JOB:
From the entries that follow, pick out all lines holding "name".

=== DATASET EXCERPTS ===

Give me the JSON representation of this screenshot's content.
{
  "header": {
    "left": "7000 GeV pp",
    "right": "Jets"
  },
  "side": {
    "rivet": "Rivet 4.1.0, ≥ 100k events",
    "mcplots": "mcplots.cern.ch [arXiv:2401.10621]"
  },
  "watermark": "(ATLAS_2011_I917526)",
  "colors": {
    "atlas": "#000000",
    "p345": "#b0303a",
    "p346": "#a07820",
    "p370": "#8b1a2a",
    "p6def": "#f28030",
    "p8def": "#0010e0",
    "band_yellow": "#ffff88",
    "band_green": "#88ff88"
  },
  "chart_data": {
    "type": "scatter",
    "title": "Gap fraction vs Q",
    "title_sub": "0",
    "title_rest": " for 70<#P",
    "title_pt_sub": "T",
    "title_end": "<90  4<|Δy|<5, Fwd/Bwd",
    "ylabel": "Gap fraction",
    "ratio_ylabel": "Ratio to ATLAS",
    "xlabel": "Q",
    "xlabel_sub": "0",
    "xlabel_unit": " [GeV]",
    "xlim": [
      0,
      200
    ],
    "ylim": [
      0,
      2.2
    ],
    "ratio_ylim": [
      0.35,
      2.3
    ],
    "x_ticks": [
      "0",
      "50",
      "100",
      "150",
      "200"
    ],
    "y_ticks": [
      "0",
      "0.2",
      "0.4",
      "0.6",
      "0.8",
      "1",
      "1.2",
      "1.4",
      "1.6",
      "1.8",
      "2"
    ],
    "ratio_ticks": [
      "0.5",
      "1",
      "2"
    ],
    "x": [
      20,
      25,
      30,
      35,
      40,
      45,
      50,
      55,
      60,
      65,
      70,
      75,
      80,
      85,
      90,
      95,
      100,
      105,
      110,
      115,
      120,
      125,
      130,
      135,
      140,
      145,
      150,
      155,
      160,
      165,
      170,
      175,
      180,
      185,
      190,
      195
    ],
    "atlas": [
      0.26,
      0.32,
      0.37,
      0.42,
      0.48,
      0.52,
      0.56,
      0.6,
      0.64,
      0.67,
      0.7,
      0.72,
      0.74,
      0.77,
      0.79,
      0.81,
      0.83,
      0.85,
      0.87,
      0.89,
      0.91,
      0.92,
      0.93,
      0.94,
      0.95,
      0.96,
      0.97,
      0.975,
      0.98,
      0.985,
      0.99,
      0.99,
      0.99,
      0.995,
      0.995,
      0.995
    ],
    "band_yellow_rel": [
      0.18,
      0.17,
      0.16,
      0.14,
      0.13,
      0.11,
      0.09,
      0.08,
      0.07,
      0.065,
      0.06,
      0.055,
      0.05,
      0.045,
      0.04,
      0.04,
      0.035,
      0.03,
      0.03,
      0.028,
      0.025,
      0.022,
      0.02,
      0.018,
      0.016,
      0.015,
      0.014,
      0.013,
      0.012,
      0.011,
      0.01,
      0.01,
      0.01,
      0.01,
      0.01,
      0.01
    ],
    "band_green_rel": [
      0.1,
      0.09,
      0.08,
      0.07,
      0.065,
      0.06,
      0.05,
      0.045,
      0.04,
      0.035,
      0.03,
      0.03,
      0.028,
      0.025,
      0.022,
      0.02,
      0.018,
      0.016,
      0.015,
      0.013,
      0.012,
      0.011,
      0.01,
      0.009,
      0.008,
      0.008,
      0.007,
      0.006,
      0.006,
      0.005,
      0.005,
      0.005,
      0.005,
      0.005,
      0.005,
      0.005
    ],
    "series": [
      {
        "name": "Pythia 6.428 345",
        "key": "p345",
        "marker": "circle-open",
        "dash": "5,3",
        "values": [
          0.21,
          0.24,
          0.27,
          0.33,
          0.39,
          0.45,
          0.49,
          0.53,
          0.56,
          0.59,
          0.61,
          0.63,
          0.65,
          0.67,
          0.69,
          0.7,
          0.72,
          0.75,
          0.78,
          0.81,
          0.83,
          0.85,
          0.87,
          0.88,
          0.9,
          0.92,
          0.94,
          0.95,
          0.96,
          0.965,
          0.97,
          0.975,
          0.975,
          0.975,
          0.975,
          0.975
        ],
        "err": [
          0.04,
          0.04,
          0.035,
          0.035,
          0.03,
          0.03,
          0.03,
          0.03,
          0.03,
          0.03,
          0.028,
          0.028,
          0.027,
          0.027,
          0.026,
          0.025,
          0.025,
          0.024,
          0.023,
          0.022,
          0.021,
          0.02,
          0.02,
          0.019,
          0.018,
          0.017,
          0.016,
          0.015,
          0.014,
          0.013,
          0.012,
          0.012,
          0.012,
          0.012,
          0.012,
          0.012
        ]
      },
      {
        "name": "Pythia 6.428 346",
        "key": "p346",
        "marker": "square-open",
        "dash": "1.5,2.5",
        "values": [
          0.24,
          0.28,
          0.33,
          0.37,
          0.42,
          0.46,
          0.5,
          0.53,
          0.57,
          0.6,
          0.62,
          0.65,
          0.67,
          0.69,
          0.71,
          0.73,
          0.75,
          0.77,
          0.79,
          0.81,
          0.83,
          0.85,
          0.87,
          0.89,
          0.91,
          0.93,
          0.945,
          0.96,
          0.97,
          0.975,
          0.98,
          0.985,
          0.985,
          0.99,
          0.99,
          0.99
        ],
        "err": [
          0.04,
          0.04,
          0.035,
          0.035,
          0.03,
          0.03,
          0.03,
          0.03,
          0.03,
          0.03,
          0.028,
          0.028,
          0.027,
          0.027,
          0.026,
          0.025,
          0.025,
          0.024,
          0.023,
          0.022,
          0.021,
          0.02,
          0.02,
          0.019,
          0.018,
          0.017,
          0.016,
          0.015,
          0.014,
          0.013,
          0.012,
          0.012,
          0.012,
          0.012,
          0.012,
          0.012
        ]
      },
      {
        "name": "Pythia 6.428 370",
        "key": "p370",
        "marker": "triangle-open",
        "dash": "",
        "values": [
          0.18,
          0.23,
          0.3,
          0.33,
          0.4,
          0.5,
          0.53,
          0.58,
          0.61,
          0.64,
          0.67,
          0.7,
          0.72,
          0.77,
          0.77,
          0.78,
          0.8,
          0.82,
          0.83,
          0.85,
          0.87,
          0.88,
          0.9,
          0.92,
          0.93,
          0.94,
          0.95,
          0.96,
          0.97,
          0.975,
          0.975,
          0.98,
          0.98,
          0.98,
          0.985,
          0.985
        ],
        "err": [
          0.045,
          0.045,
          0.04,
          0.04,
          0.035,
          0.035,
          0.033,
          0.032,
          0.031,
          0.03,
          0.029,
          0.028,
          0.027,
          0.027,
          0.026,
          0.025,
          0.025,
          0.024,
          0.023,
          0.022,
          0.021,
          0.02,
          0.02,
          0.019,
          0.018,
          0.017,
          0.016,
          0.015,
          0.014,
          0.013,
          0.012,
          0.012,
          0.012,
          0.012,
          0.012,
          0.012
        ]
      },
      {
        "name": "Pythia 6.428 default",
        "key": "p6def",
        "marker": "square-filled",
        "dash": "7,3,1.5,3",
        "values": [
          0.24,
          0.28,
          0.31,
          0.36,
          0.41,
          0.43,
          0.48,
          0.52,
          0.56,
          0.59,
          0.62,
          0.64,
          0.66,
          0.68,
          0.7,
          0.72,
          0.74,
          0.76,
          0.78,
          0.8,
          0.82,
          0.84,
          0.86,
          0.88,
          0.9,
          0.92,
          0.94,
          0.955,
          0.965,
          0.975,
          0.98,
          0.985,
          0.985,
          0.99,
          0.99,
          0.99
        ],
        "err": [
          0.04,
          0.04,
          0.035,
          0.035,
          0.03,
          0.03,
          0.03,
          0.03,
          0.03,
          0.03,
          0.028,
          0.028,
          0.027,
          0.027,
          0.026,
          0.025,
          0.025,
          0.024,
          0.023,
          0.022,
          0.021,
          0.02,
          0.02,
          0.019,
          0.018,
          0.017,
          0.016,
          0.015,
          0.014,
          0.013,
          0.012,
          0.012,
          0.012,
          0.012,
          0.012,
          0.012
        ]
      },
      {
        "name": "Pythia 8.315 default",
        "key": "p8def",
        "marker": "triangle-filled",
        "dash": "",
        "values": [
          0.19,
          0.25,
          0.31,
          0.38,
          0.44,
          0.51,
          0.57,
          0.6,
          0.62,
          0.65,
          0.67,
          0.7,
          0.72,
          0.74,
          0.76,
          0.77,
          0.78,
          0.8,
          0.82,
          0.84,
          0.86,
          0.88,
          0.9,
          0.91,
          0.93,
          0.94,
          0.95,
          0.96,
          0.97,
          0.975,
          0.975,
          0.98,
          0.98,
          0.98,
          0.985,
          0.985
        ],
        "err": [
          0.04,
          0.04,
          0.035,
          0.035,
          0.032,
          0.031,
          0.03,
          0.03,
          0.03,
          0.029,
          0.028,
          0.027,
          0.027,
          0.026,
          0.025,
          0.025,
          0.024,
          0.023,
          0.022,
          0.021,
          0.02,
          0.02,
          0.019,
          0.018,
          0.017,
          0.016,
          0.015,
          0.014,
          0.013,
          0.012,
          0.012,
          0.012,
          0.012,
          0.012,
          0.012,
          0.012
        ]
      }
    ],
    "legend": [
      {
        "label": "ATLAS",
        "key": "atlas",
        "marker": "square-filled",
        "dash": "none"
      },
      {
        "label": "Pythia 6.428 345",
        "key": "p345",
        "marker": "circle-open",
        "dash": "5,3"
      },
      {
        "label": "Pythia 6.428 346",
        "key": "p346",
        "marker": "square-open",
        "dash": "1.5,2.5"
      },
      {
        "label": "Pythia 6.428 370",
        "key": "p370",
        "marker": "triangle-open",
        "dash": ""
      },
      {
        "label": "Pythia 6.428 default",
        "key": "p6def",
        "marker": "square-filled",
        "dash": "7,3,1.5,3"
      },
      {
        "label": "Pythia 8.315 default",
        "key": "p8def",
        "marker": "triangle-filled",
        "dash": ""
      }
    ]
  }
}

===

RESULT FOR THIS TASK:
        "name": "Pythia 6.428 345",
        "name": "Pythia 6.428 346",
        "name": "Pythia 6.428 370",
        "name": "Pythia 6.428 default",
        "name": "Pythia 8.315 default",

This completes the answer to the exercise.